Given request
Every line of the records below should be restated exactly.

━━━━

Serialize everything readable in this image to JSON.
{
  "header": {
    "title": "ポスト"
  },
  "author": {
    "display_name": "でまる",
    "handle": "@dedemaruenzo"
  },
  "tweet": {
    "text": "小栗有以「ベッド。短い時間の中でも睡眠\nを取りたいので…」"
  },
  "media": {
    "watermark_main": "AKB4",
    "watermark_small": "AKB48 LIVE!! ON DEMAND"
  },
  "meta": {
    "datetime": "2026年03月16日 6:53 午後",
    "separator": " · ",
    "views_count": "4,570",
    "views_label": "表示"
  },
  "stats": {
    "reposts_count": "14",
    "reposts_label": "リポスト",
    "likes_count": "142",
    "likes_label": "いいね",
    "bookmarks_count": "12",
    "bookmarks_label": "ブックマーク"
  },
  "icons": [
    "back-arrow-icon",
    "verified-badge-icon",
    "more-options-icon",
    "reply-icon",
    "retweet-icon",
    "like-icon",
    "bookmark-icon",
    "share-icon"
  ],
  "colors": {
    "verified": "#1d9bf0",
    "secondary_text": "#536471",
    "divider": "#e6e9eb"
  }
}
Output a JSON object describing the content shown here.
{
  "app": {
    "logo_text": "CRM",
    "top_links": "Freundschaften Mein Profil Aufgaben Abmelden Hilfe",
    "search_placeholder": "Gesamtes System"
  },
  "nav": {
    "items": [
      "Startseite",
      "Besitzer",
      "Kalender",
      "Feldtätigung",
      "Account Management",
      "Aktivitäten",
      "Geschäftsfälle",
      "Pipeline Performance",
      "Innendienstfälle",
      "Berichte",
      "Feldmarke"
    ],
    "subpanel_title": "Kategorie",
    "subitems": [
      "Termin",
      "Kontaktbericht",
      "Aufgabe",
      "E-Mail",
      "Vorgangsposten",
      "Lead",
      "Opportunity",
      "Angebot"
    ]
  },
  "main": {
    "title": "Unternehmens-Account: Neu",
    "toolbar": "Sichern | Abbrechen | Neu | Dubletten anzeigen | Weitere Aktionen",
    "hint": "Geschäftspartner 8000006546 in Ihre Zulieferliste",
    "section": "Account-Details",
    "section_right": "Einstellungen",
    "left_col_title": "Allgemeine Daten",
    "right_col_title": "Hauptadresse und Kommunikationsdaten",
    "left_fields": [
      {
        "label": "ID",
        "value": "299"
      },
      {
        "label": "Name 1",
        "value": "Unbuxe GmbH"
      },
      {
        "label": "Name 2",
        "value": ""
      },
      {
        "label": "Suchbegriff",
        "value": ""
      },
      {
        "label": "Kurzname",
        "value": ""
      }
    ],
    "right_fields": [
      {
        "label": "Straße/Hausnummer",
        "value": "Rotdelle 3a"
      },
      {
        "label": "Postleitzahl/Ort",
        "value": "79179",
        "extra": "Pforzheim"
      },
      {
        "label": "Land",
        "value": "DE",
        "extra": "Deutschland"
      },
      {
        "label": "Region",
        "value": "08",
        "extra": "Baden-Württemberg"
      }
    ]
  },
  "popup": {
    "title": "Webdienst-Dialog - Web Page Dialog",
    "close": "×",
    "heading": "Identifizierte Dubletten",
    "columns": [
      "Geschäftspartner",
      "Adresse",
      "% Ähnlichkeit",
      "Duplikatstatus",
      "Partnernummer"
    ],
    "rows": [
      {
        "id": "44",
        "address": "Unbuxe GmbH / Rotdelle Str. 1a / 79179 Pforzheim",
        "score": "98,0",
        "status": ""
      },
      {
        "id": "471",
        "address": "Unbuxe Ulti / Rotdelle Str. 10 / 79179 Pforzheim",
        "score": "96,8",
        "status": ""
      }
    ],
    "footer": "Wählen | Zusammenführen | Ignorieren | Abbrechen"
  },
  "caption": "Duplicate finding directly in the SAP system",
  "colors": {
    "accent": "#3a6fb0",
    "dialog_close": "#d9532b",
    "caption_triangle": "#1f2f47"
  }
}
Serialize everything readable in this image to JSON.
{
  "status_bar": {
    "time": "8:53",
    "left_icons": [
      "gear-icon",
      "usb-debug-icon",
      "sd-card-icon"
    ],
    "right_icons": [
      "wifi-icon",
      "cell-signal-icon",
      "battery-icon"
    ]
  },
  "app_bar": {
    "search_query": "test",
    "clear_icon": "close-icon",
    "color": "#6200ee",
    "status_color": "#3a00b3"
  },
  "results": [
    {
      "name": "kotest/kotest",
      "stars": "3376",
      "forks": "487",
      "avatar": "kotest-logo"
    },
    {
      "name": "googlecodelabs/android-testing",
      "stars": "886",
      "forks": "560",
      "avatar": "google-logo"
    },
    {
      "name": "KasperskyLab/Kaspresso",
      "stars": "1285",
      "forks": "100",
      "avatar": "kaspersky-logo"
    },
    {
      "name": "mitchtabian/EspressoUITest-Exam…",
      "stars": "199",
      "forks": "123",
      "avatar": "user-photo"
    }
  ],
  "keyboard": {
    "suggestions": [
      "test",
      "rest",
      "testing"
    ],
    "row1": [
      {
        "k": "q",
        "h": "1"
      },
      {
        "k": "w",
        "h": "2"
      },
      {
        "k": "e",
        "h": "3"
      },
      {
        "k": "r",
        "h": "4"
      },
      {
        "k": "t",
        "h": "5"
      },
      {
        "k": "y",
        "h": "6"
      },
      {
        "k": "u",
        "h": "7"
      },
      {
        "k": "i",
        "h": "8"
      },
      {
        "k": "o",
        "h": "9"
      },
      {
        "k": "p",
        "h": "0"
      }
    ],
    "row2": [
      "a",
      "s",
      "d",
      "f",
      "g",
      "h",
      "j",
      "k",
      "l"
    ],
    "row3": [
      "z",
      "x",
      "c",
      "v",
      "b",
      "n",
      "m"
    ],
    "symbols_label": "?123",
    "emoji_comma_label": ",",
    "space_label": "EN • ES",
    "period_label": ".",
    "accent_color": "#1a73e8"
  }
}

━━━━

Output of the task
Serialize everything readable in this image to JSON.
{
  "header": {
    "title": "ポスト"
  },
  "author": {
    "display_name": "でまる",
    "handle": "@dedemaruenzo"
  },
  "tweet": {
    "text": "小栗有以「ベッド。短い時間の中でも睡眠\nを取りたいので…」"
  },
  "media": {
    "watermark_main": "AKB4",
    "watermark_small": "AKB48 LIVE!! ON DEMAND"
  },
  "meta": {
    "datetime": "2026年03月16日 6:53 午後",
    "separator": " · ",
    "views_count": "4,570",
    "views_label": "表示"
  },
  "stats": {
    "reposts_count": "14",
    "reposts_label": "リポスト",
    "likes_count": "142",
    "likes_label": "いいね",
    "bookmarks_count": "12",
    "bookmarks_label": "ブックマーク"
  },
  "icons": [
    "back-arrow-icon",
    "verified-badge-icon",
    "more-options-icon",
    "reply-icon",
    "retweet-icon",
    "like-icon",
    "bookmark-icon",
    "share-icon"
  ],
  "colors": {
    "verified": "#1d9bf0",
    "secondary_text": "#536471",
    "divider": "#e6e9eb"
  }
}
Output a JSON object describing the content shown here.
{
  "app": {
    "logo_text": "CRM",
    "top_links": "Freundschaften Mein Profil Aufgaben Abmelden Hilfe",
    "search_placeholder": "Gesamtes System"
  },
  "nav": {
    "items": [
      "Startseite",
      "Besitzer",
      "Kalender",
      "Feldtätigung",
      "Account Management",
      "Aktivitäten",
      "Geschäftsfälle",
      "Pipeline Performance",
      "Innendienstfälle",
      "Berichte",
      "Feldmarke"
    ],
    "subpanel_title": "Kategorie",
    "subitems": [
      "Termin",
      "Kontaktbericht",
      "Aufgabe",
      "E-Mail",
      "Vorgangsposten",
      "Lead",
      "Opportunity",
      "Angebot"
    ]
  },
  "main": {
    "title": "Unternehmens-Account: Neu",
    "toolbar": "Sichern | Abbrechen | Neu | Dubletten anzeigen | Weitere Aktionen",
    "hint": "Geschäftspartner 8000006546 in Ihre Zulieferliste",
    "section": "Account-Details",
    "section_right": "Einstellungen",
    "left_col_title": "Allgemeine Daten",
    "right_col_title": "Hauptadresse und Kommunikationsdaten",
    "left_fields": [
      {
        "label": "ID",
        "value": "299"
      },
      {
        "label": "Name 1",
        "value": "Unbuxe GmbH"
      },
      {
        "label": "Name 2",
        "value": ""
      },
      {
        "label": "Suchbegriff",
        "value": ""
      },
      {
        "label": "Kurzname",
        "value": ""
      }
    ],
    "right_fields": [
      {
        "label": "Straße/Hausnummer",
        "value": "Rotdelle 3a"
      },
      {
        "label": "Postleitzahl/Ort",
        "value": "79179",
        "extra": "Pforzheim"
      },
      {
        "label": "Land",
        "value": "DE",
        "extra": "Deutschland"
      },
      {
        "label": "Region",
        "value": "08",
        "extra": "Baden-Württemberg"
      }
    ]
  },
  "popup": {
    "title": "Webdienst-Dialog - Web Page Dialog",
    "close": "×",
    "heading": "Identifizierte Dubletten",
    "columns": [
      "Geschäftspartner",
      "Adresse",
      "% Ähnlichkeit",
      "Duplikatstatus",
      "Partnernummer"
    ],
    "rows": [
      {
        "id": "44",
        "address": "Unbuxe GmbH / Rotdelle Str. 1a / 79179 Pforzheim",
        "score": "98,0",
        "status": ""
      },
      {
        "id": "471",
        "address": "Unbuxe Ulti / Rotdelle Str. 10 / 79179 Pforzheim",
        "score": "96,8",
        "status": ""
      }
    ],
    "footer": "Wählen | Zusammenführen | Ignorieren | Abbrechen"
  },
  "caption": "Duplicate finding directly in the SAP system",
  "colors": {
    "accent": "#3a6fb0",
    "dialog_close": "#d9532b",
    "caption_triangle": "#1f2f47"
  }
}
Serialize everything readable in this image to JSON.
{
  "status_bar": {
    "time": "8:53",
    "left_icons": [
      "gear-icon",
      "usb-debug-icon",
      "sd-card-icon"
    ],
    "right_icons": [
      "wifi-icon",
      "cell-signal-icon",
      "battery-icon"
    ]
  },
  "app_bar": {
    "search_query": "test",
    "clear_icon": "close-icon",
    "color": "#6200ee",
    "status_color": "#3a00b3"
  },
  "results": [
    {
      "name": "kotest/kotest",
      "stars": "3376",
      "forks": "487",
      "avatar": "kotest-logo"
    },
    {
      "name": "googlecodelabs/android-testing",
      "stars": "886",
      "forks": "560",
      "avatar": "google-logo"
    },
    {
      "name": "KasperskyLab/Kaspresso",
      "stars": "1285",
      "forks": "100",
      "avatar": "kaspersky-logo"
    },
    {
      "name": "mitchtabian/EspressoUITest-Exam…",
      "stars": "199",
      "forks": "123",
      "avatar": "user-photo"
    }
  ],
  "keyboard": {
    "suggestions": [
      "test",
      "rest",
      "testing"
    ],
    "row1": [
      {
        "k": "q",
        "h": "1"
      },
      {
        "k": "w",
        "h": "2"
      },
      {
        "k": "e",
        "h": "3"
      },
      {
        "k": "r",
        "h": "4"
      },
      {
        "k": "t",
        "h": "5"
      },
      {
        "k": "y",
        "h": "6"
      },
      {
        "k": "u",
        "h": "7"
      },
      {
        "k": "i",
        "h": "8"
      },
      {
        "k": "o",
        "h": "9"
      },
      {
        "k": "p",
        "h": "0"
      }
    ],
    "row2": [
      "a",
      "s",
      "d",
      "f",
      "g",
      "h",
      "j",
      "k",
      "l"
    ],
    "row3": [
      "z",
      "x",
      "c",
      "v",
      "b",
      "n",
      "m"
    ],
    "symbols_label": "?123",
    "emoji_comma_label": ",",
    "space_label": "EN • ES",
    "period_label": ".",
    "accent_color": "#1a73e8"
  }
}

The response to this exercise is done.